### TASK DETAILS
Copy out every line that contains "Local".
=== INFORMATION GIVEN ===
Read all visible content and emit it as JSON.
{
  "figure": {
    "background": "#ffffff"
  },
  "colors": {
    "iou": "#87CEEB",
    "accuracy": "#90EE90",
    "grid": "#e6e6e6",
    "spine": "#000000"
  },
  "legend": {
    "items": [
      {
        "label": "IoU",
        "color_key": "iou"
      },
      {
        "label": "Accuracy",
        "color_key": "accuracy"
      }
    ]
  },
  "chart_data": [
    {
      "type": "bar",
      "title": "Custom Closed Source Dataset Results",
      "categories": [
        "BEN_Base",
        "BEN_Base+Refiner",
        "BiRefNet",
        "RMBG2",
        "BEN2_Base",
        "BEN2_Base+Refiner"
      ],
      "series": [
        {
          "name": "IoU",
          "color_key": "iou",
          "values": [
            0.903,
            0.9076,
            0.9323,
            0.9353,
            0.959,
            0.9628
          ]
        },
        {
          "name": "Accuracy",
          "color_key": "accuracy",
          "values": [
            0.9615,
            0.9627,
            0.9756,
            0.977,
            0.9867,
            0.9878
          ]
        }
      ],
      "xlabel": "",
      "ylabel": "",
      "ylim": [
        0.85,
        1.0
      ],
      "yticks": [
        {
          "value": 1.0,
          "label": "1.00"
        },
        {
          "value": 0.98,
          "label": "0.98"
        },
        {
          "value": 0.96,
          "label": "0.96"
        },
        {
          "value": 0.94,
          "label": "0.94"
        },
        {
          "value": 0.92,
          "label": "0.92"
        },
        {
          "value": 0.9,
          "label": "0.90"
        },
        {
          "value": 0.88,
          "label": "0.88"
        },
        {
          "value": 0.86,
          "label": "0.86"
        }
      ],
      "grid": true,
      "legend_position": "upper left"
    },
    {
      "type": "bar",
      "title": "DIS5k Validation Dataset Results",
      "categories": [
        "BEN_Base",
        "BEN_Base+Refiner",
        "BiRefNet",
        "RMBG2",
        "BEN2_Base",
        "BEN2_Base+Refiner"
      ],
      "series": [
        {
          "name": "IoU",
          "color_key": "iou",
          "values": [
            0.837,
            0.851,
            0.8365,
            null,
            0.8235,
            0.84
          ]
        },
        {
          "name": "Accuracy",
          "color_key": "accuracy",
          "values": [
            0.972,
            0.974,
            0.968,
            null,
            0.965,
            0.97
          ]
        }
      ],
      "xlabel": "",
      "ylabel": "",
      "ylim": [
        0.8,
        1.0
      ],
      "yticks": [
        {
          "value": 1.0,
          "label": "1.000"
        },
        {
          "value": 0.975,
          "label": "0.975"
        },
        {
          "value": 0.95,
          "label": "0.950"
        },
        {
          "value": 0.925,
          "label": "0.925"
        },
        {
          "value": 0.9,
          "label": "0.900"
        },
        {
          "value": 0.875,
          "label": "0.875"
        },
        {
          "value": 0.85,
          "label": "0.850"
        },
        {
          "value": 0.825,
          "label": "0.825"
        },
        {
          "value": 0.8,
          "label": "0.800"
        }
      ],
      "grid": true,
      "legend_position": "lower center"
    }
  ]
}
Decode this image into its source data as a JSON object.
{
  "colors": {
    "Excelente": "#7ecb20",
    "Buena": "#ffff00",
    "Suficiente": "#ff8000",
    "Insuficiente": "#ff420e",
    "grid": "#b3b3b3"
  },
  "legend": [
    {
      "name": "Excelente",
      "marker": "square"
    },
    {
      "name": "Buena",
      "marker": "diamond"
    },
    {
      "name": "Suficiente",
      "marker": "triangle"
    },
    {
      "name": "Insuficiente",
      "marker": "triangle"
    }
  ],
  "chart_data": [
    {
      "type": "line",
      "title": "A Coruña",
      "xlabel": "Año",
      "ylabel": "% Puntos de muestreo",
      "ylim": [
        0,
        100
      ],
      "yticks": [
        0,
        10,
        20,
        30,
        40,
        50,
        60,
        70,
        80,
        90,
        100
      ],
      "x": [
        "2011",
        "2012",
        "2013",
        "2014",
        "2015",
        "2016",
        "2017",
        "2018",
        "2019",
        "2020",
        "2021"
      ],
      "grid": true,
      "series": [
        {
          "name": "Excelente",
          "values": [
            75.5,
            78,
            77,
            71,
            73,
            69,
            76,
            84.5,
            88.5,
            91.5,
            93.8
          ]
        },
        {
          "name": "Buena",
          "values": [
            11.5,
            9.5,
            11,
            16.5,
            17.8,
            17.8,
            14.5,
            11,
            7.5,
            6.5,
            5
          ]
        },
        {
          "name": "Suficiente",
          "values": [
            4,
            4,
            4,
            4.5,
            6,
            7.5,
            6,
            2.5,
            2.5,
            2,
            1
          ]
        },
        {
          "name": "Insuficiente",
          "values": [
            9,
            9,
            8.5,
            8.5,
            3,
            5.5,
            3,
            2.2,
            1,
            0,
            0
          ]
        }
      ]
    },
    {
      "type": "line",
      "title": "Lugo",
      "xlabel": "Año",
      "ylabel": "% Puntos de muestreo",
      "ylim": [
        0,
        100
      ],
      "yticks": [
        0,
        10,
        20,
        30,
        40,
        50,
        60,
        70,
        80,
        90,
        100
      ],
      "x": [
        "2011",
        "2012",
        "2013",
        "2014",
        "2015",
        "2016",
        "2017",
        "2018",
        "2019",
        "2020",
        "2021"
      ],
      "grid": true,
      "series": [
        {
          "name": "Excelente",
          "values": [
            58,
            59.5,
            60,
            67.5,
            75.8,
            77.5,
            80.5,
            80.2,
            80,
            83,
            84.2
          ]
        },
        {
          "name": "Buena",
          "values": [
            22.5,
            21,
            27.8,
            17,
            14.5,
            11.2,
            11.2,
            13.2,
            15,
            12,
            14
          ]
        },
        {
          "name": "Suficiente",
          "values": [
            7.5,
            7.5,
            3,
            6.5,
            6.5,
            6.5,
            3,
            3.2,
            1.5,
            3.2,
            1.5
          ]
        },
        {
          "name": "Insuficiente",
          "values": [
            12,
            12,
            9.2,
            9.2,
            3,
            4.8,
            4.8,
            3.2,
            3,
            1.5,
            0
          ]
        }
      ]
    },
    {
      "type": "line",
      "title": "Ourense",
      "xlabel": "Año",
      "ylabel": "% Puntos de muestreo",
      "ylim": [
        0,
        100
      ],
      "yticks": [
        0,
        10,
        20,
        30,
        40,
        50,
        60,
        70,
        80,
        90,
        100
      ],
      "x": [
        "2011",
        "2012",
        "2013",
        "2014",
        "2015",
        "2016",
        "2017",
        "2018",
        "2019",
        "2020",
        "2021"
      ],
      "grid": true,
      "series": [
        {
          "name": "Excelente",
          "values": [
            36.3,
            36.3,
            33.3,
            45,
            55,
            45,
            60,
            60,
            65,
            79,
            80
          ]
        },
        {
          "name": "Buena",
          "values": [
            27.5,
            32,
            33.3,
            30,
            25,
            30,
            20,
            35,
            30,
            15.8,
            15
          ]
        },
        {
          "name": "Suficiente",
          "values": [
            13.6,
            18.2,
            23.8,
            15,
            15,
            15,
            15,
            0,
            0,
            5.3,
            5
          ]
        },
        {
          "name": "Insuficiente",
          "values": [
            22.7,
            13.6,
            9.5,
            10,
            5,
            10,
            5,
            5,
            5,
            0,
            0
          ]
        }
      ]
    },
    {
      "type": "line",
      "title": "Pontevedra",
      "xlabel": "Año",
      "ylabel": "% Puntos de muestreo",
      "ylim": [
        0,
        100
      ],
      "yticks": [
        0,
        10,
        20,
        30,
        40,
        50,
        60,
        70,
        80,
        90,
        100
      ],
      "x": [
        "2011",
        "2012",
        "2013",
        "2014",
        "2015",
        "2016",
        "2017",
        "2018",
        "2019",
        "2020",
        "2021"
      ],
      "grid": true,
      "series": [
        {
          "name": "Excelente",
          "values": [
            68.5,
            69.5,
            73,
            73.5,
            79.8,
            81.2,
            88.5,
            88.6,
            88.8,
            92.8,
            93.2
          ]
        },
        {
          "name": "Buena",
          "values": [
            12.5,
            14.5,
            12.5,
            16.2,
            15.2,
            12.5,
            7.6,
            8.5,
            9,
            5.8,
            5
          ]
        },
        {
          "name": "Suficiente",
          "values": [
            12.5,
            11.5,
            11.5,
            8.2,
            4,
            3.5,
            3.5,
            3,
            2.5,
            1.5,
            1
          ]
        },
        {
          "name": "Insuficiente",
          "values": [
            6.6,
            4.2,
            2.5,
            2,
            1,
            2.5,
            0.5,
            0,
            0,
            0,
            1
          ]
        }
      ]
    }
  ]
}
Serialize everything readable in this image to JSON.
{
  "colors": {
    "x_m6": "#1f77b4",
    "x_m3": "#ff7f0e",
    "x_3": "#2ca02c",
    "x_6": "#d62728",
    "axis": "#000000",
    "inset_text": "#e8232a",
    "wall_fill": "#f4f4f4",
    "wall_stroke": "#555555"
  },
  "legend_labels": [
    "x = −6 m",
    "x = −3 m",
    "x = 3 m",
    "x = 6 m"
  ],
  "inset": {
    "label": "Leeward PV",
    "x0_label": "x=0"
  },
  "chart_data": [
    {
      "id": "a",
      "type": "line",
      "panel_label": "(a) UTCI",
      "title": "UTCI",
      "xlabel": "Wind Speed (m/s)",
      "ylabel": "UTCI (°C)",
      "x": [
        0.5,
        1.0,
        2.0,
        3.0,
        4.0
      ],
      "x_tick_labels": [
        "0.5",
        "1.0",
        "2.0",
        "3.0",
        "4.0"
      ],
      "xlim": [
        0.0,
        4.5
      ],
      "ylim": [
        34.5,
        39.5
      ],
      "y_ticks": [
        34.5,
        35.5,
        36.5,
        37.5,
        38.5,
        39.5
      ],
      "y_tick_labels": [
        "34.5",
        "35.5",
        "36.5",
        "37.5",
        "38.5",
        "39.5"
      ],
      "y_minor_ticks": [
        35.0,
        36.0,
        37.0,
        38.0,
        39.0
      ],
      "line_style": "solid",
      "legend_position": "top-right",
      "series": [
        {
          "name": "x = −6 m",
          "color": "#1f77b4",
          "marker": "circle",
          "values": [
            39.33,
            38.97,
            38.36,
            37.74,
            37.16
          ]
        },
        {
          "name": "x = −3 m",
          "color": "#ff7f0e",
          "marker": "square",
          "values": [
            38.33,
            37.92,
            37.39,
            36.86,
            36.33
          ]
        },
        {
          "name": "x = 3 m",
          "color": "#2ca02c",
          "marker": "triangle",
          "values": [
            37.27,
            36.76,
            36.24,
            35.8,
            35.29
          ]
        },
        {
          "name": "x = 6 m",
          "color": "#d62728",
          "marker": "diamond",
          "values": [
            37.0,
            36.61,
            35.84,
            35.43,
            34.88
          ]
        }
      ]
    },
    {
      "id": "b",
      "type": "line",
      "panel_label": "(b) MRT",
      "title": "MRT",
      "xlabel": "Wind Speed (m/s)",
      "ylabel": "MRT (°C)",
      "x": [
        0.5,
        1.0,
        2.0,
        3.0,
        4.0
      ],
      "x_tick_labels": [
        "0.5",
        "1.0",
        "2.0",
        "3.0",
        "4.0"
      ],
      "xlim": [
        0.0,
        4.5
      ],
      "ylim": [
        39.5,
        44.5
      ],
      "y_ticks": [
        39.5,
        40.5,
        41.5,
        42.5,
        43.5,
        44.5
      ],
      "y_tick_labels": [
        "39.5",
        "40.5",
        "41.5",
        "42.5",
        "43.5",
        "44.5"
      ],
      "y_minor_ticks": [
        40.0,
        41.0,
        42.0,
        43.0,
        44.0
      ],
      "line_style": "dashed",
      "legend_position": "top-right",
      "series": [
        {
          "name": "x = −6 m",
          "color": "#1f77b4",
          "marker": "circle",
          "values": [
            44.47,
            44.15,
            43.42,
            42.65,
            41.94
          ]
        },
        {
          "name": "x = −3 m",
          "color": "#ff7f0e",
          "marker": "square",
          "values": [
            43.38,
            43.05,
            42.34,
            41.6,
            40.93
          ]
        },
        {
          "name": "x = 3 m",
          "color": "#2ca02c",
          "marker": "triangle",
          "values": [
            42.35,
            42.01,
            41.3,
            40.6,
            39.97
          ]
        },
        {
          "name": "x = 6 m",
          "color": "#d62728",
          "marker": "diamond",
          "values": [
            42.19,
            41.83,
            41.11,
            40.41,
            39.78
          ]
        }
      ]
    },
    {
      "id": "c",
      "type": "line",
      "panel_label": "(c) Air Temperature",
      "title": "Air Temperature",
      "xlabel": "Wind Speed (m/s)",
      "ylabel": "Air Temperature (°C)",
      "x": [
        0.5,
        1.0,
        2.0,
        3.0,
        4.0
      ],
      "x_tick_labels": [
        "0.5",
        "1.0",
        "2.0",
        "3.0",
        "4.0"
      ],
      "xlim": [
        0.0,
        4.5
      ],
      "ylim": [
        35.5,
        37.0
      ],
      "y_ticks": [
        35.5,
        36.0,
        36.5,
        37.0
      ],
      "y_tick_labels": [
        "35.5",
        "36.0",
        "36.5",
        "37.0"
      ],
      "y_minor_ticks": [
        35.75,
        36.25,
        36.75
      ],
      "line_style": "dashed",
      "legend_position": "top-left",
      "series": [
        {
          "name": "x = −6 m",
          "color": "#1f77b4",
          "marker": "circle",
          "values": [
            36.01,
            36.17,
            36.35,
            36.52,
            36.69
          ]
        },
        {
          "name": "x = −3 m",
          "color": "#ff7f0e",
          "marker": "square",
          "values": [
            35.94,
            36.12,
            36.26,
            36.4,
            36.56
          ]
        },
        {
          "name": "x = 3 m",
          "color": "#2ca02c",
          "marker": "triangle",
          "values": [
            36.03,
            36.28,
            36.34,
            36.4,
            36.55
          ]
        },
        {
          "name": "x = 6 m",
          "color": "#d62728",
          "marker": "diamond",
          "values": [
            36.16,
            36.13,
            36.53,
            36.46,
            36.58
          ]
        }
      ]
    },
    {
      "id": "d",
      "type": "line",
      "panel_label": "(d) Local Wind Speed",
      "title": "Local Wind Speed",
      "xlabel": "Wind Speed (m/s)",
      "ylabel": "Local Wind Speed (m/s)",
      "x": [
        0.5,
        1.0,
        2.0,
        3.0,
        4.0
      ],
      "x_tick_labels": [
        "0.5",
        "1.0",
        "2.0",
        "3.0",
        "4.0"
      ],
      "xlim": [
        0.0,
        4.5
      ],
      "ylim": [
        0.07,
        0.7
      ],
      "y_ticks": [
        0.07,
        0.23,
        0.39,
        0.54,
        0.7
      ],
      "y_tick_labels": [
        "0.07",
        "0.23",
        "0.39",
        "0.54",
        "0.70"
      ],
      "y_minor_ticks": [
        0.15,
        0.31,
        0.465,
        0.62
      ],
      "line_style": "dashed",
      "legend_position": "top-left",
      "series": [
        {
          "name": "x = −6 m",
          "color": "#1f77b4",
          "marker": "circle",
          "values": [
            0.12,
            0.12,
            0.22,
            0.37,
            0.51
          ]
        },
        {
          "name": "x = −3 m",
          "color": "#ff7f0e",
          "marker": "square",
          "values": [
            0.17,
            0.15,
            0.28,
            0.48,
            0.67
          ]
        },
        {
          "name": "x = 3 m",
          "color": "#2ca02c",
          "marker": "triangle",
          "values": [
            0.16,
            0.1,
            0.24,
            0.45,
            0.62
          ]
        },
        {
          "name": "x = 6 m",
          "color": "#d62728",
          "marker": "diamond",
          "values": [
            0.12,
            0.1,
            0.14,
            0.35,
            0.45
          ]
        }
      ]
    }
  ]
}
===
### COMPLETED EXERCISE
      "panel_label": "(d) Local Wind Speed",
      "title": "Local Wind Speed",
      "ylabel": "Local Wind Speed (m/s)",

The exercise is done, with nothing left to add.